--- STORED RECORDS ---

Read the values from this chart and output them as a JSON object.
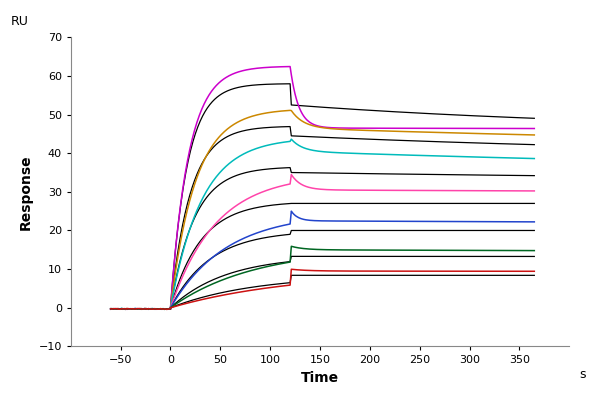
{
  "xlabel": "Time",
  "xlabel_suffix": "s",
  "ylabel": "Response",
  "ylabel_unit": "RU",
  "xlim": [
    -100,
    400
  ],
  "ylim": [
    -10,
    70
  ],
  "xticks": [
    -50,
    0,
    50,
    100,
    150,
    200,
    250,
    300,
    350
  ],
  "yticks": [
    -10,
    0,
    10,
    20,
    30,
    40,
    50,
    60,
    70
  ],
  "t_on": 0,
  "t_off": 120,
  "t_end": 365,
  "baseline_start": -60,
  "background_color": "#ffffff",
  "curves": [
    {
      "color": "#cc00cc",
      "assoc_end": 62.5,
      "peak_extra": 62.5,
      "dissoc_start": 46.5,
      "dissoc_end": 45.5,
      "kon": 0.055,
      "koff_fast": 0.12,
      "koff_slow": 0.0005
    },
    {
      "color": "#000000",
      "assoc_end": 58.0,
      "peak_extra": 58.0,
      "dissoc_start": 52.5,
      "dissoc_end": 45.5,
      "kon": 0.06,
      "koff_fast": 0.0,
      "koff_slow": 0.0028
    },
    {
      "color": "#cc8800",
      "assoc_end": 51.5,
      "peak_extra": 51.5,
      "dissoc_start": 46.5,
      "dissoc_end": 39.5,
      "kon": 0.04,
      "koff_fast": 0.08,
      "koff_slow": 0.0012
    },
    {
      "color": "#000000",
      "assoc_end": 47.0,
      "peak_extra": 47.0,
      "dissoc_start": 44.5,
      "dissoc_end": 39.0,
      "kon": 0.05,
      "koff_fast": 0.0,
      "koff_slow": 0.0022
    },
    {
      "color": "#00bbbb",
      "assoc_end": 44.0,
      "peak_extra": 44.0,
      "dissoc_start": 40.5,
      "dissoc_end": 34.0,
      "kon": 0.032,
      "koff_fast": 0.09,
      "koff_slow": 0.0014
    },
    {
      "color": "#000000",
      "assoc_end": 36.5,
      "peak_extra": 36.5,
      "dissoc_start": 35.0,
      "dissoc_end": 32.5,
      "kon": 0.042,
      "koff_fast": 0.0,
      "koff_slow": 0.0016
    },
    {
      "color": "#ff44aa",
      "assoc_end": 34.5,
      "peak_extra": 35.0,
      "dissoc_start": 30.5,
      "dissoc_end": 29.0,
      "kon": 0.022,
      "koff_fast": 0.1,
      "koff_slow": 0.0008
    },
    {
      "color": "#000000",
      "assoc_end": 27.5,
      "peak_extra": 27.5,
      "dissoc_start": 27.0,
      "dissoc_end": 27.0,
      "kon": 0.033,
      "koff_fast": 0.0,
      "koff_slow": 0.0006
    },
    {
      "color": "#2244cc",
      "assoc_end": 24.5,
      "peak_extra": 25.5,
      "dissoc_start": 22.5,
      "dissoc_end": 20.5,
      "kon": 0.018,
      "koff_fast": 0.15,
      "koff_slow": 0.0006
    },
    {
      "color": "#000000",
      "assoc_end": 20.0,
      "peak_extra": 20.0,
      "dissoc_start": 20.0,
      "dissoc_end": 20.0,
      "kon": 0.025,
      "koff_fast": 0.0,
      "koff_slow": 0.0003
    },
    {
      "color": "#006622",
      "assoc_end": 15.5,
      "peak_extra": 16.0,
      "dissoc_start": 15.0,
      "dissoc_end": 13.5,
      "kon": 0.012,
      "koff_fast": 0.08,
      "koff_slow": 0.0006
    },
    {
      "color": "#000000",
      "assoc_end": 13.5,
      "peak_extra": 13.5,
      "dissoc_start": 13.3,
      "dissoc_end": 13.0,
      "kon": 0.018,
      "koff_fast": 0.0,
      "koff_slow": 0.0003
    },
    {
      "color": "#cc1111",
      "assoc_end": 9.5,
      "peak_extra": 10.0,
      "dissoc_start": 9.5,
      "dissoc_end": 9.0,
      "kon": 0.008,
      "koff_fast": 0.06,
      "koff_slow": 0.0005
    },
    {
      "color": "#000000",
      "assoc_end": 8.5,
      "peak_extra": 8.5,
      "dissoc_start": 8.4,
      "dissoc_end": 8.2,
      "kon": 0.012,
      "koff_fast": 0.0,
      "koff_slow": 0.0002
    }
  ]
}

---
--- STORED RECORDS ---

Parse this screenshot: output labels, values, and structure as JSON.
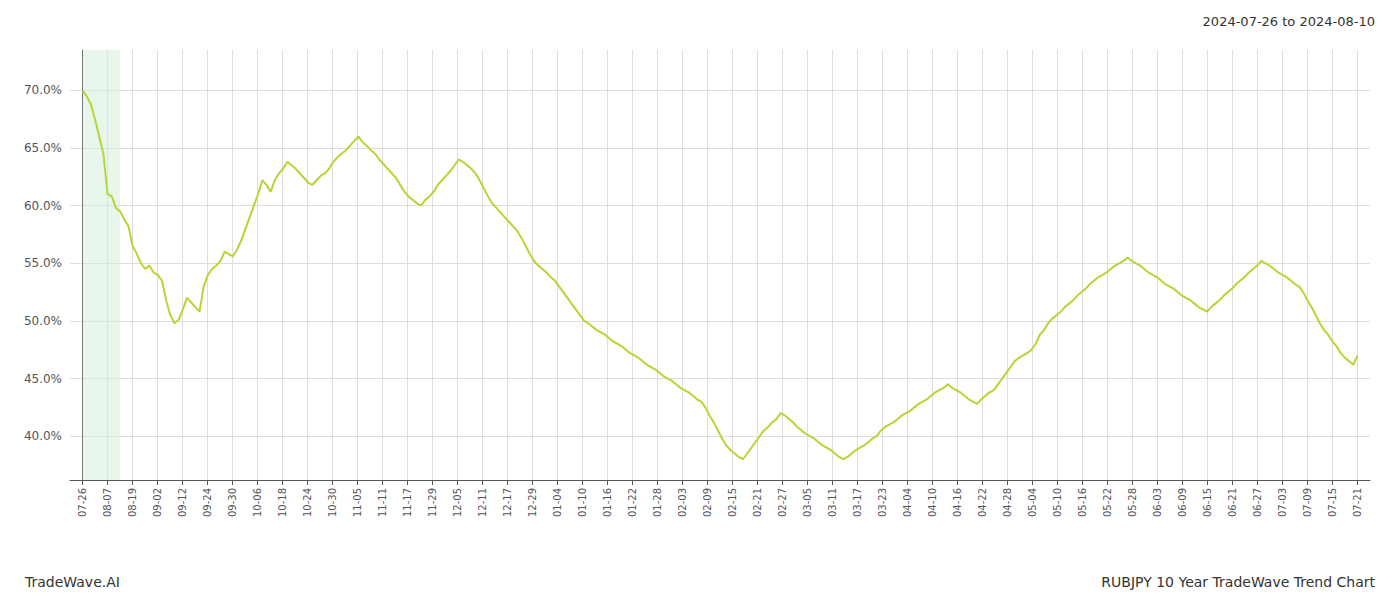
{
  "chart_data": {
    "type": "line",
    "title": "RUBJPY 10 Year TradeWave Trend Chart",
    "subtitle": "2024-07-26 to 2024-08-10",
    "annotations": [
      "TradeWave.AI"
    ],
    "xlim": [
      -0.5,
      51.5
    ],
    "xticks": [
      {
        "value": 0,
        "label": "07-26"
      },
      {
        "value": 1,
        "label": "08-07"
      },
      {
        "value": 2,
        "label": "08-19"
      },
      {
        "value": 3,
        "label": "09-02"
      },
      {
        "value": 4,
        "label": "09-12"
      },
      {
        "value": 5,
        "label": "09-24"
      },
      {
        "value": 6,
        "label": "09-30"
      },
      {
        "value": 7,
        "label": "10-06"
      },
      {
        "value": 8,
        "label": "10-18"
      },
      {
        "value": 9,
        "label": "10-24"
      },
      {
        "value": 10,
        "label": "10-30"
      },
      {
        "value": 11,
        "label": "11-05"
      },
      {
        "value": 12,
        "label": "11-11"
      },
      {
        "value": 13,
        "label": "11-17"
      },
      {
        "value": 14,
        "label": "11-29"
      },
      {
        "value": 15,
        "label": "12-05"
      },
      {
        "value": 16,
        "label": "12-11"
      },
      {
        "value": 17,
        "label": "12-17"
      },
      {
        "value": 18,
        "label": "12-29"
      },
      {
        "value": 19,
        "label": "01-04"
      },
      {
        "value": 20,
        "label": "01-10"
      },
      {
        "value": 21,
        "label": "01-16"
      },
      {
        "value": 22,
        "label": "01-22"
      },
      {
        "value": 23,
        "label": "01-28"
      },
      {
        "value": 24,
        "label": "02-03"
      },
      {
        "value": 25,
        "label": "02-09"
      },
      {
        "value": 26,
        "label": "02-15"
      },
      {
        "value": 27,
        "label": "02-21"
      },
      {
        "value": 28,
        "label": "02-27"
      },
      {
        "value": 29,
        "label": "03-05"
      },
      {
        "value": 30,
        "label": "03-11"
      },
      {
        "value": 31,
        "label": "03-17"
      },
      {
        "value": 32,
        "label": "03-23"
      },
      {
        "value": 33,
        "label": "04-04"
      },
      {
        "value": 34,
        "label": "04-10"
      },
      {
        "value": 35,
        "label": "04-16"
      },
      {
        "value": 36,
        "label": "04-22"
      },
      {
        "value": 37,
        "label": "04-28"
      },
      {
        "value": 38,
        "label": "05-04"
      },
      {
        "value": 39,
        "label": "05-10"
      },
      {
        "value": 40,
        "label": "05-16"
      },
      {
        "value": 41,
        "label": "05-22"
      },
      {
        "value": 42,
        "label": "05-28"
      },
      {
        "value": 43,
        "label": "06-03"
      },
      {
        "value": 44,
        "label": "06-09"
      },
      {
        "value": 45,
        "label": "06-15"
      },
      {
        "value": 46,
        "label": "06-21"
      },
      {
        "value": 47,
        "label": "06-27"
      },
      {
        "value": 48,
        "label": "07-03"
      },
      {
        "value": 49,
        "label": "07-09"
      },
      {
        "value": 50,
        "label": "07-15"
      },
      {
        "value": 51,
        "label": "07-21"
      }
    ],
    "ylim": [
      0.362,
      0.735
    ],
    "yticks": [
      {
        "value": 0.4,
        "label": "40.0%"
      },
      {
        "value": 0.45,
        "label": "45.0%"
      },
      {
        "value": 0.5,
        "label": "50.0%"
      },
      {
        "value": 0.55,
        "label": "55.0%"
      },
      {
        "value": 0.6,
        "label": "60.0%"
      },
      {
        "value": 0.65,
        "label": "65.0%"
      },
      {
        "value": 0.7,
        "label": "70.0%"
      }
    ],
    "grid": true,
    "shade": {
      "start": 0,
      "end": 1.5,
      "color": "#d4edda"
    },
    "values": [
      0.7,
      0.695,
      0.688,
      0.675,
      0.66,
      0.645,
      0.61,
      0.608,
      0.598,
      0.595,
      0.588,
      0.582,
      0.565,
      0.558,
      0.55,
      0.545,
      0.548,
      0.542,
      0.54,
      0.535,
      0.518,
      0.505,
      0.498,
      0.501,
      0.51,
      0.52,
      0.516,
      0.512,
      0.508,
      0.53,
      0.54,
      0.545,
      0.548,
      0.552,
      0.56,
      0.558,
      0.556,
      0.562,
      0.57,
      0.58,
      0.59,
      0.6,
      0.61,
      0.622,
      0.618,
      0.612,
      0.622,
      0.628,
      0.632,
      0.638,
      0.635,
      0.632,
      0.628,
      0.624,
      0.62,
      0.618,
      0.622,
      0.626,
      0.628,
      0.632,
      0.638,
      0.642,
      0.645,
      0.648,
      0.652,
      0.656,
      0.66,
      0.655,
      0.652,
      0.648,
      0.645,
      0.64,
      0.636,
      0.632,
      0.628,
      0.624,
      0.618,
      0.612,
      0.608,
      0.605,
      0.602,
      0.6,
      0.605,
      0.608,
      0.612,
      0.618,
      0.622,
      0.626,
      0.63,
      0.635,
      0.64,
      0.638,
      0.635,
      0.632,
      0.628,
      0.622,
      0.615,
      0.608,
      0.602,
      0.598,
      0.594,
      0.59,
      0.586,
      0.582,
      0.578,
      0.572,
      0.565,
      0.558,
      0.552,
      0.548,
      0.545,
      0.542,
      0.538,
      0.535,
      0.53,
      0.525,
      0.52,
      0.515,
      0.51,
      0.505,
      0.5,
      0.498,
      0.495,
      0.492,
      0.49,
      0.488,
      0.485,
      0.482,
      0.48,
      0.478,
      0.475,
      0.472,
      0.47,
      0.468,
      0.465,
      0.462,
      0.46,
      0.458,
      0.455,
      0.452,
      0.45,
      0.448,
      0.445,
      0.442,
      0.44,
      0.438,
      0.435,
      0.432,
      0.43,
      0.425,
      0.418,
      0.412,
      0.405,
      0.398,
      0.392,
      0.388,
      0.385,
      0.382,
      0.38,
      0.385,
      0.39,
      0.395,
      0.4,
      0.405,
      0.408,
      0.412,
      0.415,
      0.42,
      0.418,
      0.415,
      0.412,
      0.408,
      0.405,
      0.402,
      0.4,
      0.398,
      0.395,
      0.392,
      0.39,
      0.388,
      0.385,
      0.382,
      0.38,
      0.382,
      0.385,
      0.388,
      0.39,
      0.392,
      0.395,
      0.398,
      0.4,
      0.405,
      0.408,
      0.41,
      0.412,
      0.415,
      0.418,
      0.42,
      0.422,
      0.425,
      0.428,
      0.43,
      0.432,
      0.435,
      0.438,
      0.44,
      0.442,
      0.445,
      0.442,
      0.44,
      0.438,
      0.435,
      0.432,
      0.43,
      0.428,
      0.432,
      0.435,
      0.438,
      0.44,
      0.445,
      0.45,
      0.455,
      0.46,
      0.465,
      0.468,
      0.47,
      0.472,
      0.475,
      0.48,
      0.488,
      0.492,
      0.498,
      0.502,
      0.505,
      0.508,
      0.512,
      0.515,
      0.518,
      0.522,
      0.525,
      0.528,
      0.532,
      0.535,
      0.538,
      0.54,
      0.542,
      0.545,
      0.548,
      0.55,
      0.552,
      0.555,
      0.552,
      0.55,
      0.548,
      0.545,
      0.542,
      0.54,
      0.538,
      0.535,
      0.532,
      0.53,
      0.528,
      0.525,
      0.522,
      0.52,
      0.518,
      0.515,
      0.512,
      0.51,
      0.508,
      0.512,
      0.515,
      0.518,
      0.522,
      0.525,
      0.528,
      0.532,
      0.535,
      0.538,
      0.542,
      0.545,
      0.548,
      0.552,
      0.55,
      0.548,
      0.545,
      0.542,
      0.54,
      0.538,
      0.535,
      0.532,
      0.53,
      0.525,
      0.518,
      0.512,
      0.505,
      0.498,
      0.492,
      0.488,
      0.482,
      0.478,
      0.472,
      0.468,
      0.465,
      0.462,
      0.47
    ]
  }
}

---

WORK TO DO: Pick out all the lines with the word "output" in them and copy them.

RESULT FOR THIS EXERCISE:
Read the values from this chart and output them as a JSON object.
Parse this screenshot: output labels, values, and structure as JSON.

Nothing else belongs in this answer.